***** Vorliegender Text

Im technischen Nationalmuseum von Tokyo ist seit Kurzem eine Attraktion zu bestaunen, die die Berufswelt revolutionieren könnte. Der japanische Roboterforscher Hiroshi Ishiguro zeigt dort den weltweit ersten Roboter-Nachrichtensprecher. Die aus künstlichen Muskeln und Silikon bestehende Maschine wird von Googles Betriebssystem Android angetrieben. Auf den ersten Blick ist der „Geminoid“ nicht vom Menschen zu unterscheiden: Er lächelt, blinzelt, zieht die Augenbauen hoch und spricht die Nachrichten fehlerfrei. Vorerst bleibt der Android noch ein Museumsstück. Ishiguro erwägt aber bereits den Einsatz im Kinderfernsehprogramm.

„Wir werden in Zukunft mehr und mehr Roboter um uns herum haben“, sagt Ishiguro und beschreibt einen Trend, der zusammen mit dem Buzzword Industrie 4.0 Prozesse in der Arbeitswelt verändern, Berufsfelder wandeln und die Wirtschaft ankurbeln soll: „Allein im Jahr 2012 wurde in Deutschland durch die Digitalisierung ein Wachstumsimpuls von rund 145 Milliarden Euro ausgelöst“, gab der Branchenverband Bitkom vor einigen Monaten bekannt. Die Integration moderner Informationstechnologien in Unternehmen führe zu Wirtschaftswachstum und steigender Beschäftigung in allen Branchen. 2012 seien 1,46 Millionen neue Arbeitsplätze im Zuge der Digitalisierung entstanden.

**********

_Ziel_. Wie viele neue Arbeitsplätze sind laut dem Text über den Roboter-Nachrichtensprecher im Jahr 2012 im Zuge der Digitalisierung entstanden? Die Datensätze stehen in keinem Zusammenhang mit dem Text.

***** Datensätze

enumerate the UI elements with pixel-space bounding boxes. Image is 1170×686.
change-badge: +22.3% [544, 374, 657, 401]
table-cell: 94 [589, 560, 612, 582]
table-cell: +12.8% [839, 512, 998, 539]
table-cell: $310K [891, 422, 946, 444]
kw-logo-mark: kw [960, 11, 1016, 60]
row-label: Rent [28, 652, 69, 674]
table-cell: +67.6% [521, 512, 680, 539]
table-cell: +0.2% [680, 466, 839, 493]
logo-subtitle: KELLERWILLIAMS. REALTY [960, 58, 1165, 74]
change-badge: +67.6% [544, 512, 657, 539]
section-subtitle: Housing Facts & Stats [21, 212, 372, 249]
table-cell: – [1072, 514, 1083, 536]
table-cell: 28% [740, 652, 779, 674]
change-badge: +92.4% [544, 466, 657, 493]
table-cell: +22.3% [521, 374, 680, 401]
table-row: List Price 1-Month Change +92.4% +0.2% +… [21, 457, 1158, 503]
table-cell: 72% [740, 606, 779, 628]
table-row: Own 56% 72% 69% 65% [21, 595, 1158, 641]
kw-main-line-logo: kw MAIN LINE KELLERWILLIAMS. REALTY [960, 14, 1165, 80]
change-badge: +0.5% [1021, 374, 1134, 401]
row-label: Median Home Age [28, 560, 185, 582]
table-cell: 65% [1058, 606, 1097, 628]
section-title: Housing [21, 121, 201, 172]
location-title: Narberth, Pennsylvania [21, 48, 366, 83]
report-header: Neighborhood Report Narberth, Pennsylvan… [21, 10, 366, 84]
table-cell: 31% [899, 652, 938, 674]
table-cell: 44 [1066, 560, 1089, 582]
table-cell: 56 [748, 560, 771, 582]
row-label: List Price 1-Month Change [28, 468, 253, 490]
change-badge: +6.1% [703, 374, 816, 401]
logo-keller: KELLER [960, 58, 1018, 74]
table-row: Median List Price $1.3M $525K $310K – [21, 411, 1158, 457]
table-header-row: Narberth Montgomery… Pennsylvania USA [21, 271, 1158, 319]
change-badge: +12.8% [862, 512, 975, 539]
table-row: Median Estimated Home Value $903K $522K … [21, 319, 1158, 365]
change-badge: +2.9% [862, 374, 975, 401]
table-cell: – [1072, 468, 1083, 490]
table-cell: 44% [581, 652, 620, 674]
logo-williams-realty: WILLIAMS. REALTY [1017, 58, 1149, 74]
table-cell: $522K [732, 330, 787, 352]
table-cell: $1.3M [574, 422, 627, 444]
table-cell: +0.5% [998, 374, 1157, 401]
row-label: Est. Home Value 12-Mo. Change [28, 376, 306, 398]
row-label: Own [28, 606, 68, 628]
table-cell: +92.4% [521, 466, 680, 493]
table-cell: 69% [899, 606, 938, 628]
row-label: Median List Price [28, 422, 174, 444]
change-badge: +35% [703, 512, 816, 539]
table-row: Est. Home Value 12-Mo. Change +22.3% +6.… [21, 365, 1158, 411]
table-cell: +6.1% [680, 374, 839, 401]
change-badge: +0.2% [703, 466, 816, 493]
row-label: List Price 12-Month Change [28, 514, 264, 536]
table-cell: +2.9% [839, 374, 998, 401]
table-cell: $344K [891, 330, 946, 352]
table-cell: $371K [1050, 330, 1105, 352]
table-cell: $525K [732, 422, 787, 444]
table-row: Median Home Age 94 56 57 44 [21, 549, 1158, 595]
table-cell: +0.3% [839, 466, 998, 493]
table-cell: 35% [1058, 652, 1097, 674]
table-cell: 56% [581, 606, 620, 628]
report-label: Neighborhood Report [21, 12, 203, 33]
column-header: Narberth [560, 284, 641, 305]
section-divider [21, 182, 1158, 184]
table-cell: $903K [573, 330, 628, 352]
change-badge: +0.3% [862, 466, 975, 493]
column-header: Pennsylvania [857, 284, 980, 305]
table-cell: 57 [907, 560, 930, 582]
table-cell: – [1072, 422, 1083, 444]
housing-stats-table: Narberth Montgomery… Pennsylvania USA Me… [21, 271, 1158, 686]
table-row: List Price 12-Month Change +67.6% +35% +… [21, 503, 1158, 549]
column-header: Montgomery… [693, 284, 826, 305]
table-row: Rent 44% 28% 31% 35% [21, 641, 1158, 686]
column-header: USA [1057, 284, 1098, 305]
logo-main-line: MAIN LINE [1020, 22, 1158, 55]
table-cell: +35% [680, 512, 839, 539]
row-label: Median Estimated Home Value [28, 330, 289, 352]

**********

_Musterlösung_. 1,46 Millionen.